#### [Text to read]
%%
The whole heavy ion physics community has entered into exciting and
intense period as the first results from RHIC are expected to appear,
and the era of LHC seems no more very distant. However, despite the
solid status of QCD as the theory of strongly interacting matter, many
uncertainties remain in the predictions for the outcome of the current
experiments and various methods have been applied. Further
experimental data will (hopefully) single out the best candidates for
the correct approach.

As the collision energy is increased from that of the SPS, larger
intrinsic scales are generated and the applicability of perturbative
QCD (pQCD) becomes possible. The initial particle production is
expected to be dominated by minijets, i.e. partons with $p_T\sim
1\dots 2 $GeV$ \gg \Lambda_{QCD}$ \cite{BM87}.  By assuming
independent multiple semi-hard parton-parton collisions the average
energy carried by minijets with $p_T\ge p_0$ at the rapidity interval
$\Delta Y$ in a central ${\bf b}=0$ $AA$ collision is given in leading-order 
(LO) by \cite{EKL89}

\begin{eqnarray}
\nonumber
\overline{E}_{AA}^T&=&T_{AA}({\bf 0})\sigma\langle
 E_T\rangle\\
&=&T_{AA}({\bf 0})\sum_{\scriptsize{q,\bar{q},g}}
\int_{\scriptsize p_0,\Delta Y}dp_tdy_1dy_2
x_1f_{i/p}(x_1,Q^2)x_2f_{j/p}(x_2,Q^2)\frac{d\hat{\sigma}^{ij\rightarrow jk}}
{d\hat{t}}p_T,
\label{e_t}
\end{eqnarray}

where $T_{AA}({\bf b})$ is the standard nuclear overlap function and
$p_0$ is the smallest transverse momentum scale to be
considered. Collinear factorization is assumed to hold and any effects
beyond it are neglected.  This perturbative minijet approach suffers
from two major sources of uncertainties: \\ ({\it i}) The
next-to-leading order (NLO) corrections, which have not been known
prior to \cite{LO89,ET00}, but rather have been simulated by {\it ad
hoc} $K$-factors.\\ ({\it ii}) The determination of which value of
$p_0$ to use at, say, RHIC or LHC energies. Should one stick to some
constant universal value of $p_0$ or will this parameter possess some
nontrivial $\sqrt s$- and $A$-dependence?

In the following we will provide answers to both of these questions
and combine them to obtain numerical estimates of average transverse
energies and charged particle multiplicities at RHIC and LHC energies.
%%
#### [Task prompt]
Continue the text above on minijets in heavy ion collisions, starting right after its last sentence.

#### [Records of where elements show up]
%%
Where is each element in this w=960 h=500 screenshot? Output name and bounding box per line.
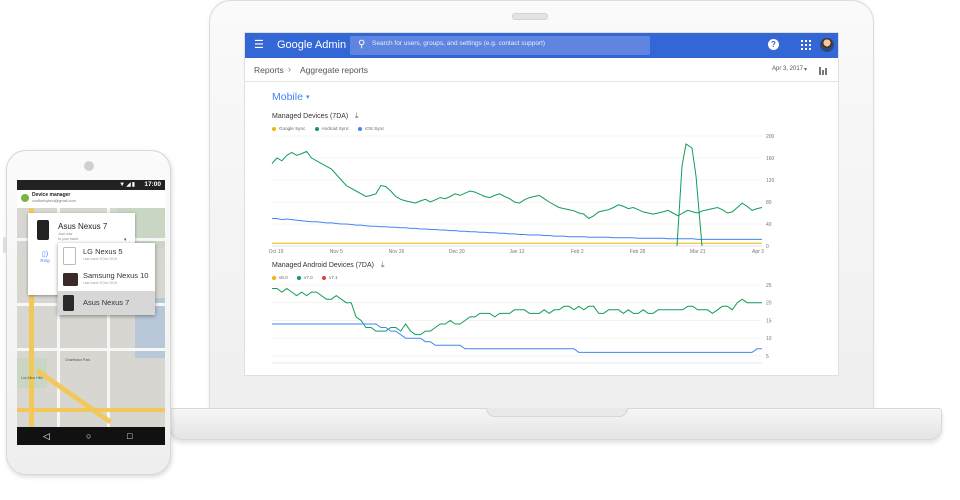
legend-item: v6.0 bbox=[272, 275, 288, 280]
tablet-icon bbox=[37, 220, 49, 240]
y-tick-label: 25 bbox=[766, 283, 772, 289]
chart-title: Managed Devices (7DA) bbox=[272, 113, 349, 120]
chevron-down-icon[interactable]: ▾ bbox=[124, 237, 127, 243]
y-tick-label: 200 bbox=[766, 134, 775, 140]
series-spike bbox=[676, 143, 703, 247]
x-tick-label: Feb 2 bbox=[571, 249, 584, 255]
x-tick-label: Nov 26 bbox=[389, 249, 405, 255]
legend-item: Google Sync bbox=[272, 126, 305, 131]
legend-item: iOS Sync bbox=[358, 126, 384, 131]
ring-label: Ring bbox=[40, 258, 50, 263]
date-picker[interactable]: Apr 3, 2017 bbox=[772, 66, 804, 72]
account-email[interactable]: coolfonhybrid@gmail.com bbox=[32, 199, 76, 203]
x-tick-label: Dec 20 bbox=[449, 249, 465, 255]
dropdown-item-meta: Last used: 5 Dec 2015 bbox=[83, 281, 117, 285]
device-last-seen: Just now bbox=[58, 232, 73, 236]
series-line-v6-0 bbox=[272, 323, 762, 353]
download-icon[interactable]: ⤓ bbox=[355, 111, 359, 120]
phone-icon bbox=[63, 247, 76, 265]
home-icon[interactable]: ○ bbox=[86, 431, 92, 441]
y-tick-label: 5 bbox=[766, 354, 769, 360]
x-tick-label: Mar 21 bbox=[690, 249, 706, 255]
y-tick-label: 10 bbox=[766, 336, 772, 342]
y-tick-label: 40 bbox=[766, 222, 772, 228]
device-dropdown: LG Nexus 5 Last used: 5 Dec 2015 Samsung… bbox=[58, 243, 155, 315]
navigation-bar: ◁ ○ □ bbox=[17, 427, 165, 445]
phone-speaker bbox=[84, 161, 94, 171]
dropdown-item[interactable]: LG Nexus 5 Last used: 5 Dec 2015 bbox=[58, 243, 155, 267]
back-icon[interactable]: ◁ bbox=[43, 431, 50, 441]
managed-devices-chart: 0 40 80 120 160 200 Oct 19 Nov 5 Nov 26 Dec 20 Jan… bbox=[269, 134, 775, 255]
series-line-ios-sync bbox=[272, 218, 762, 240]
status-icons: ▼◢▮ bbox=[119, 182, 136, 188]
dropdown-item-meta: Last used: 5 Dec 2015 bbox=[83, 257, 117, 261]
ring-button[interactable]: ▯) Ring bbox=[38, 250, 52, 263]
search-bar[interactable]: ⚲ Search for users, groups, and settings… bbox=[350, 36, 650, 55]
dropdown-item-name: Samsung Nexus 10 bbox=[83, 271, 149, 280]
y-tick-label: 0 bbox=[766, 244, 769, 250]
admin-console-screen: ☰ Google Admin ⚲ Search for users, group… bbox=[244, 32, 839, 376]
series-line-v7-0 bbox=[272, 287, 762, 336]
chart-legend: v6.0 v7.0 v7.1 bbox=[272, 275, 346, 281]
device-name: Asus Nexus 7 bbox=[58, 222, 108, 231]
chart-title: Managed Android Devices (7DA) bbox=[272, 262, 374, 269]
hamburger-menu-icon[interactable]: ☰ bbox=[254, 39, 264, 51]
x-tick-label: Nov 5 bbox=[330, 249, 343, 255]
x-tick-label: Oct 19 bbox=[269, 249, 284, 255]
android-devices-chart: 5 10 15 20 25 bbox=[272, 283, 772, 364]
chevron-down-icon[interactable]: ▾ bbox=[306, 94, 310, 101]
bar-chart-icon[interactable] bbox=[819, 67, 827, 75]
device-manager-logo-icon bbox=[21, 194, 29, 202]
laptop-camera bbox=[512, 13, 548, 20]
x-tick-label: Apr 3 bbox=[752, 249, 764, 255]
map-label: Charleston Park bbox=[65, 358, 91, 362]
help-icon[interactable]: ? bbox=[768, 39, 779, 50]
x-tick-label: Feb 28 bbox=[630, 249, 646, 255]
dropdown-item-selected[interactable]: Asus Nexus 7 bbox=[58, 291, 155, 315]
brand-title[interactable]: Google Admin bbox=[277, 39, 347, 51]
legend-item: v7.0 bbox=[296, 275, 313, 280]
tablet-icon bbox=[63, 295, 74, 311]
dropdown-item-name: LG Nexus 5 bbox=[83, 247, 123, 256]
recents-icon[interactable]: □ bbox=[127, 431, 133, 441]
y-tick-label: 15 bbox=[766, 318, 772, 324]
y-tick-label: 120 bbox=[766, 178, 775, 184]
top-app-bar: ☰ Google Admin ⚲ Search for users, group… bbox=[245, 33, 838, 58]
dropdown-item-name: Asus Nexus 7 bbox=[83, 298, 130, 307]
breadcrumb: Reports › Aggregate reports Apr 3, 2017 … bbox=[245, 58, 838, 82]
breadcrumb-current: Aggregate reports bbox=[300, 65, 369, 75]
phone-side-button bbox=[3, 237, 6, 253]
breadcrumb-separator: › bbox=[288, 64, 291, 74]
chart-legend: Google Sync Android Sync iOS Sync bbox=[272, 126, 392, 132]
status-bar: ▼◢▮ 17:00 bbox=[17, 180, 165, 190]
y-tick-label: 160 bbox=[766, 156, 775, 162]
app-title: Device manager bbox=[32, 192, 71, 198]
apps-grid-icon[interactable] bbox=[801, 40, 811, 50]
search-icon: ⚲ bbox=[358, 39, 366, 50]
tablet-icon bbox=[63, 273, 78, 286]
device-location: In your hand bbox=[58, 237, 78, 241]
series-line-android-sync bbox=[271, 150, 763, 220]
laptop-notch bbox=[486, 408, 628, 417]
legend-item: v7.1 bbox=[321, 275, 338, 280]
ring-phone-icon: ▯) bbox=[41, 251, 49, 258]
section-title[interactable]: Mobile bbox=[272, 91, 303, 103]
avatar[interactable] bbox=[820, 38, 834, 52]
y-tick-label: 80 bbox=[766, 200, 772, 206]
map-label: Los Altos Hills bbox=[21, 376, 43, 380]
chevron-down-icon[interactable]: ▾ bbox=[804, 67, 808, 73]
search-placeholder[interactable]: Search for users, groups, and settings (… bbox=[372, 40, 546, 47]
download-icon[interactable]: ⤓ bbox=[381, 260, 385, 269]
breadcrumb-reports[interactable]: Reports bbox=[254, 65, 284, 75]
app-header: Device manager coolfonhybrid@gmail.com bbox=[17, 190, 165, 209]
x-tick-label: Jan 12 bbox=[509, 249, 524, 255]
status-time: 17:00 bbox=[144, 181, 161, 188]
legend-item: Android Sync bbox=[314, 126, 349, 131]
dropdown-item[interactable]: Samsung Nexus 10 Last used: 5 Dec 2015 bbox=[58, 267, 155, 291]
y-tick-label: 20 bbox=[766, 301, 772, 307]
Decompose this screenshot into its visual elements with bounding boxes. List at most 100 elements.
%%
#### [Exercise output]
As is evident from formula (\ref{e_t}), to deal with the first
uncertainty, the relevant quantity to compute in NLO pQCD
is the $\sigma\langle E_T\rangle$, the first moment of the
perturbative $E_T$ distribution in a pp-collision. The infrared safe
NLO computation of this quantity has been presented in \cite{ET00},
where the computation was formulated via the subtraction algorithm of
S. Ellis, Z. Kunszt and D. Soper \cite{KS92}.

The $E_T$ in central rapidity region is defined to be the total $p_T$
entering this region and originating from hard subprocessess in which
at least an amount of $2p_0$ of transverse momentum is released. The
numerical results are shown in fig. \ref{fig1}(a).
\vspace{0.5cm}

\begin{figure}[h!tb]
\vspace{-1.0cm}
\centering
\includegraphics[width=6.2cm,trim=0 -15 0 0]
{nlofig.eps}
\includegraphics[width=6.7cm]{satfig.eps}

\vspace{-1.0cm}
\caption[a]{\small (a) The NLO $\sigma\langle
	E_T\rangle$. The LO$^{\prime}$ stands for the leading order result
	evaluated with 2-loop $\alpha_s$ and NLO parton distributions,
	whereas the LO stands for the leading order result evaluated
	with 1-loop $\alpha_s$ and LO parton distributions. The
	rapidity interval is chosen to be the central unit, and the
	parton distributions used are those of GRV-94 -set
	\cite{GRV94}. (b) The average number of QCD-quanta produced
	with $p_T\ge p_0$ and $|y|\le 0.5$ as a function of $p_0$. The
	saturation scale $p_{\rm{sat}}$ is determined by the points of
	intersection with the dashed curve $(p_0^2 R_A^2)$ labelled
	``saturation''.  }
\label{fig1}
\end{figure}

To analyze the implications of these numbers, let us define two
$K$-factors: $K=\textrm{(full NLO)}/\textrm{LO}$ and
$K^{\prime}=\textrm{(full NLO)}/\textrm{LO}^{\prime}$, the first of
these measuring the deviation of the NLO results from the consistent
LO calculation and the latter measuring rather the relative difference
between two subsequent terms of the perturbation series. The magnitude
of these $K$-factors is due to a new kinematical region which
manifests itself only at NLO. If one rejects this new domain, the
resulting $K$-factors would be a factor of two smaller than those
obtained from fig. \ref{fig1}(a), but then a significant amount of
perturbatively calculable $E_T$ would be neglected.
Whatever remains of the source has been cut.